> _TO BE DONE_
Give all of the lines again, with nothing added or dropped.

-- PROVIDED INFORMATION start --

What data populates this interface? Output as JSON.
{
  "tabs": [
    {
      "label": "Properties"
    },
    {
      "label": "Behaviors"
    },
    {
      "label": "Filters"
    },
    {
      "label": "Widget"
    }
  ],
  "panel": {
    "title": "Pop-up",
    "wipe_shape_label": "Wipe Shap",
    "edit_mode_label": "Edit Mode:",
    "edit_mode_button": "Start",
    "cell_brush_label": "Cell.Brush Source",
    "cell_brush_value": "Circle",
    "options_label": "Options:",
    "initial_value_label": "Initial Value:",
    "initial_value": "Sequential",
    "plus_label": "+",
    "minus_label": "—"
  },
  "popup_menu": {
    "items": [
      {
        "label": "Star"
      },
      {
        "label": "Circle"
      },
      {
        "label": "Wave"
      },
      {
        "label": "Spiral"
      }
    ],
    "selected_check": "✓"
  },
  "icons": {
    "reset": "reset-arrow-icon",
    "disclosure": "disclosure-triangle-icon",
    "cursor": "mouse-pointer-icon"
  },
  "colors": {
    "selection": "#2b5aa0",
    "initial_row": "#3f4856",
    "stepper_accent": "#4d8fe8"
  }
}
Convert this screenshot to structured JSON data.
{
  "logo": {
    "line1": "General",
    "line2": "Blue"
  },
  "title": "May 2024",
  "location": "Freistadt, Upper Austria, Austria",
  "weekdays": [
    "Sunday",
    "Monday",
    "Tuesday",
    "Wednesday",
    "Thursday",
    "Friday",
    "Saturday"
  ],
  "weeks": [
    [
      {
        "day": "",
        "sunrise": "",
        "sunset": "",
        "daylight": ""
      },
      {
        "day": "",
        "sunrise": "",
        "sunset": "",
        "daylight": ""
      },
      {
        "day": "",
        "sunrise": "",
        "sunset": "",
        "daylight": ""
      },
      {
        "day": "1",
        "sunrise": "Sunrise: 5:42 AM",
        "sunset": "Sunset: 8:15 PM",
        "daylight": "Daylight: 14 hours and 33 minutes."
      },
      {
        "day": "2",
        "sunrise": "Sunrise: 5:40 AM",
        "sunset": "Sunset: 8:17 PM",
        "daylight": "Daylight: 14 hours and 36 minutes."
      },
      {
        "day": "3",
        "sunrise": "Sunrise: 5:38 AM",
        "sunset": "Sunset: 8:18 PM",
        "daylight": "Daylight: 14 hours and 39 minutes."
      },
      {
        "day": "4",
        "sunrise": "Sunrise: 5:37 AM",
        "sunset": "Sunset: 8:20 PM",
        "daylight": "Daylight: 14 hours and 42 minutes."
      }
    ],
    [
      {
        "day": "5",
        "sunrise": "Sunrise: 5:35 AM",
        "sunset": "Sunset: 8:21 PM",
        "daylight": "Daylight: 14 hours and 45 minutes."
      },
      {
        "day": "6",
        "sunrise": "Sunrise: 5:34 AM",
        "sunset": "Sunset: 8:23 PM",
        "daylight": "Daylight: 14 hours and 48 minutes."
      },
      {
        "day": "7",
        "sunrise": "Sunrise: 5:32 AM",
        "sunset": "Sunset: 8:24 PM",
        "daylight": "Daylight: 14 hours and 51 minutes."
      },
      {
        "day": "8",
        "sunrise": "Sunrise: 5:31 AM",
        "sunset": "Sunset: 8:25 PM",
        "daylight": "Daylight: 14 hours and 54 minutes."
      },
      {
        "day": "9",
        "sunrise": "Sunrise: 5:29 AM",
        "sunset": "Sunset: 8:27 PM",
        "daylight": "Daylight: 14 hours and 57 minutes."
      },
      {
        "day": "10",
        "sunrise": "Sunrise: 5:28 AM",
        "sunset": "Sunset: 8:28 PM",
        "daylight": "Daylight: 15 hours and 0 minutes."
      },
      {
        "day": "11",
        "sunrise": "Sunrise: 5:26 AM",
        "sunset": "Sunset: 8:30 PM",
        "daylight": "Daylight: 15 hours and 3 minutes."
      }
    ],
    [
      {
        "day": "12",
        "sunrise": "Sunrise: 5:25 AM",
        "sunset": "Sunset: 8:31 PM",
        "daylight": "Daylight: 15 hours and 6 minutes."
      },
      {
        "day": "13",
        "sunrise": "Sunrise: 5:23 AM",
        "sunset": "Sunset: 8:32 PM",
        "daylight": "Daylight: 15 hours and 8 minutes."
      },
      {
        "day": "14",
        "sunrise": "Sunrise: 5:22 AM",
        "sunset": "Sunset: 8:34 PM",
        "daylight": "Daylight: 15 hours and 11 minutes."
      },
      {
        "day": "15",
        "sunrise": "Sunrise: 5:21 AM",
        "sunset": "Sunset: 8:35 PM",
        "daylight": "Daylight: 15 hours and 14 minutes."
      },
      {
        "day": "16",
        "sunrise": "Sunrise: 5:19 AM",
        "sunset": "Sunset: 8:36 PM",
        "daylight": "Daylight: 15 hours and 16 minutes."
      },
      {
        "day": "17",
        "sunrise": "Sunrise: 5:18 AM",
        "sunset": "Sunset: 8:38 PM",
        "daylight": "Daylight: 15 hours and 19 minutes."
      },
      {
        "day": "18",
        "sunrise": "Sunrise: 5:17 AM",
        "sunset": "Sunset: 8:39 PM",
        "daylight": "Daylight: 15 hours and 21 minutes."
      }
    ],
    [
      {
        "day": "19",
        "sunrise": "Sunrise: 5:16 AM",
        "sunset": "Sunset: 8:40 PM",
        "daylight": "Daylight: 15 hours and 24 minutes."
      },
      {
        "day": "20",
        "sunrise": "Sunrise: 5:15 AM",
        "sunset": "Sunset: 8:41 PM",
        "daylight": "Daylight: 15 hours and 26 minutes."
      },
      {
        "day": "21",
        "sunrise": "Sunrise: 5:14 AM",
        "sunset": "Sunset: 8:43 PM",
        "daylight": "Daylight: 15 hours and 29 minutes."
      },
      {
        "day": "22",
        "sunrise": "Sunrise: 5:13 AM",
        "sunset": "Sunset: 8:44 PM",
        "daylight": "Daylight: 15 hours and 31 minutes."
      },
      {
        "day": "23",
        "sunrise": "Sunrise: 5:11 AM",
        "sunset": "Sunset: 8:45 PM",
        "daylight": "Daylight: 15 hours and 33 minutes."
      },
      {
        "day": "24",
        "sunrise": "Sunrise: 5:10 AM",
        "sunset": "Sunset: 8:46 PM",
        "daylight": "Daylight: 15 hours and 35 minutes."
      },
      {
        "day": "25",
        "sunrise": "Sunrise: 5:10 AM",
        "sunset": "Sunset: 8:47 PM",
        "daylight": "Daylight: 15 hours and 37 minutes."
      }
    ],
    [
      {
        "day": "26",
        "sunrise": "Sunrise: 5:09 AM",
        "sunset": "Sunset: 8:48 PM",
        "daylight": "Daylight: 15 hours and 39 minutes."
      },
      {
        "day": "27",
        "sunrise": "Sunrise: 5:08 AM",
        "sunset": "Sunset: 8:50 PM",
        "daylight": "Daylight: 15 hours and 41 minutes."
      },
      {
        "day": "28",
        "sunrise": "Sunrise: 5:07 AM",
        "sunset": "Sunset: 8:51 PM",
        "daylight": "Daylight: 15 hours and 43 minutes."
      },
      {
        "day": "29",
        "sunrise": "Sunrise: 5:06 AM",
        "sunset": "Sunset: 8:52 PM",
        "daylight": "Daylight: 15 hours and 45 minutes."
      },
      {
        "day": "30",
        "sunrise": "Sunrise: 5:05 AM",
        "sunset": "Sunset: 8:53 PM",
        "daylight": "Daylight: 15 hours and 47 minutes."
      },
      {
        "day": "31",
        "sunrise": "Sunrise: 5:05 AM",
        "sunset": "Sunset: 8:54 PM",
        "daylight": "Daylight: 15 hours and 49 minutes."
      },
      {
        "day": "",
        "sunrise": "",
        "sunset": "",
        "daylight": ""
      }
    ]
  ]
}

-- PROVIDED INFORMATION end --

> _FINISHED EXERCISE_
What data populates this interface? Output as JSON.
{
  "tabs": [
    {
      "label": "Properties"
    },
    {
      "label": "Behaviors"
    },
    {
      "label": "Filters"
    },
    {
      "label": "Widget"
    }
  ],
  "panel": {
    "title": "Pop-up",
    "wipe_shape_label": "Wipe Shap",
    "edit_mode_label": "Edit Mode:",
    "edit_mode_button": "Start",
    "cell_brush_label": "Cell.Brush Source",
    "cell_brush_value": "Circle",
    "options_label": "Options:",
    "initial_value_label": "Initial Value:",
    "initial_value": "Sequential",
    "plus_label": "+",
    "minus_label": "—"
  },
  "popup_menu": {
    "items": [
      {
        "label": "Star"
      },
      {
        "label": "Circle"
      },
      {
        "label": "Wave"
      },
      {
        "label": "Spiral"
      }
    ],
    "selected_check": "✓"
  },
  "icons": {
    "reset": "reset-arrow-icon",
    "disclosure": "disclosure-triangle-icon",
    "cursor": "mouse-pointer-icon"
  },
  "colors": {
    "selection": "#2b5aa0",
    "initial_row": "#3f4856",
    "stepper_accent": "#4d8fe8"
  }
}
Convert this screenshot to structured JSON data.
{
  "logo": {
    "line1": "General",
    "line2": "Blue"
  },
  "title": "May 2024",
  "location": "Freistadt, Upper Austria, Austria",
  "weekdays": [
    "Sunday",
    "Monday",
    "Tuesday",
    "Wednesday",
    "Thursday",
    "Friday",
    "Saturday"
  ],
  "weeks": [
    [
      {
        "day": "",
        "sunrise": "",
        "sunset": "",
        "daylight": ""
      },
      {
        "day": "",
        "sunrise": "",
        "sunset": "",
        "daylight": ""
      },
      {
        "day": "",
        "sunrise": "",
        "sunset": "",
        "daylight": ""
      },
      {
        "day": "1",
        "sunrise": "Sunrise: 5:42 AM",
        "sunset": "Sunset: 8:15 PM",
        "daylight": "Daylight: 14 hours and 33 minutes."
      },
      {
        "day": "2",
        "sunrise": "Sunrise: 5:40 AM",
        "sunset": "Sunset: 8:17 PM",
        "daylight": "Daylight: 14 hours and 36 minutes."
      },
      {
        "day": "3",
        "sunrise": "Sunrise: 5:38 AM",
        "sunset": "Sunset: 8:18 PM",
        "daylight": "Daylight: 14 hours and 39 minutes."
      },
      {
        "day": "4",
        "sunrise": "Sunrise: 5:37 AM",
        "sunset": "Sunset: 8:20 PM",
        "daylight": "Daylight: 14 hours and 42 minutes."
      }
    ],
    [
      {
        "day": "5",
        "sunrise": "Sunrise: 5:35 AM",
        "sunset": "Sunset: 8:21 PM",
        "daylight": "Daylight: 14 hours and 45 minutes."
      },
      {
        "day": "6",
        "sunrise": "Sunrise: 5:34 AM",
        "sunset": "Sunset: 8:23 PM",
        "daylight": "Daylight: 14 hours and 48 minutes."
      },
      {
        "day": "7",
        "sunrise": "Sunrise: 5:32 AM",
        "sunset": "Sunset: 8:24 PM",
        "daylight": "Daylight: 14 hours and 51 minutes."
      },
      {
        "day": "8",
        "sunrise": "Sunrise: 5:31 AM",
        "sunset": "Sunset: 8:25 PM",
        "daylight": "Daylight: 14 hours and 54 minutes."
      },
      {
        "day": "9",
        "sunrise": "Sunrise: 5:29 AM",
        "sunset": "Sunset: 8:27 PM",
        "daylight": "Daylight: 14 hours and 57 minutes."
      },
      {
        "day": "10",
        "sunrise": "Sunrise: 5:28 AM",
        "sunset": "Sunset: 8:28 PM",
        "daylight": "Daylight: 15 hours and 0 minutes."
      },
      {
        "day": "11",
        "sunrise": "Sunrise: 5:26 AM",
        "sunset": "Sunset: 8:30 PM",
        "daylight": "Daylight: 15 hours and 3 minutes."
      }
    ],
    [
      {
        "day": "12",
        "sunrise": "Sunrise: 5:25 AM",
        "sunset": "Sunset: 8:31 PM",
        "daylight": "Daylight: 15 hours and 6 minutes."
      },
      {
        "day": "13",
        "sunrise": "Sunrise: 5:23 AM",
        "sunset": "Sunset: 8:32 PM",
        "daylight": "Daylight: 15 hours and 8 minutes."
      },
      {
        "day": "14",
        "sunrise": "Sunrise: 5:22 AM",
        "sunset": "Sunset: 8:34 PM",
        "daylight": "Daylight: 15 hours and 11 minutes."
      },
      {
        "day": "15",
        "sunrise": "Sunrise: 5:21 AM",
        "sunset": "Sunset: 8:35 PM",
        "daylight": "Daylight: 15 hours and 14 minutes."
      },
      {
        "day": "16",
        "sunrise": "Sunrise: 5:19 AM",
        "sunset": "Sunset: 8:36 PM",
        "daylight": "Daylight: 15 hours and 16 minutes."
      },
      {
        "day": "17",
        "sunrise": "Sunrise: 5:18 AM",
        "sunset": "Sunset: 8:38 PM",
        "daylight": "Daylight: 15 hours and 19 minutes."
      },
      {
        "day": "18",
        "sunrise": "Sunrise: 5:17 AM",
        "sunset": "Sunset: 8:39 PM",
        "daylight": "Daylight: 15 hours and 21 minutes."
      }
    ],
    [
      {
        "day": "19",
        "sunrise": "Sunrise: 5:16 AM",
        "sunset": "Sunset: 8:40 PM",
        "daylight": "Daylight: 15 hours and 24 minutes."
      },
      {
        "day": "20",
        "sunrise": "Sunrise: 5:15 AM",
        "sunset": "Sunset: 8:41 PM",
        "daylight": "Daylight: 15 hours and 26 minutes."
      },
      {
        "day": "21",
        "sunrise": "Sunrise: 5:14 AM",
        "sunset": "Sunset: 8:43 PM",
        "daylight": "Daylight: 15 hours and 29 minutes."
      },
      {
        "day": "22",
        "sunrise": "Sunrise: 5:13 AM",
        "sunset": "Sunset: 8:44 PM",
        "daylight": "Daylight: 15 hours and 31 minutes."
      },
      {
        "day": "23",
        "sunrise": "Sunrise: 5:11 AM",
        "sunset": "Sunset: 8:45 PM",
        "daylight": "Daylight: 15 hours and 33 minutes."
      },
      {
        "day": "24",
        "sunrise": "Sunrise: 5:10 AM",
        "sunset": "Sunset: 8:46 PM",
        "daylight": "Daylight: 15 hours and 35 minutes."
      },
      {
        "day": "25",
        "sunrise": "Sunrise: 5:10 AM",
        "sunset": "Sunset: 8:47 PM",
        "daylight": "Daylight: 15 hours and 37 minutes."
      }
    ],
    [
      {
        "day": "26",
        "sunrise": "Sunrise: 5:09 AM",
        "sunset": "Sunset: 8:48 PM",
        "daylight": "Daylight: 15 hours and 39 minutes."
      },
      {
        "day": "27",
        "sunrise": "Sunrise: 5:08 AM",
        "sunset": "Sunset: 8:50 PM",
        "daylight": "Daylight: 15 hours and 41 minutes."
      },
      {
        "day": "28",
        "sunrise": "Sunrise: 5:07 AM",
        "sunset": "Sunset: 8:51 PM",
        "daylight": "Daylight: 15 hours and 43 minutes."
      },
      {
        "day": "29",
        "sunrise": "Sunrise: 5:06 AM",
        "sunset": "Sunset: 8:52 PM",
        "daylight": "Daylight: 15 hours and 45 minutes."
      },
      {
        "day": "30",
        "sunrise": "Sunrise: 5:05 AM",
        "sunset": "Sunset: 8:53 PM",
        "daylight": "Daylight: 15 hours and 47 minutes."
      },
      {
        "day": "31",
        "sunrise": "Sunrise: 5:05 AM",
        "sunset": "Sunset: 8:54 PM",
        "daylight": "Daylight: 15 hours and 49 minutes."
      },
      {
        "day": "",
        "sunrise": "",
        "sunset": "",
        "daylight": ""
      }
    ]
  ]
}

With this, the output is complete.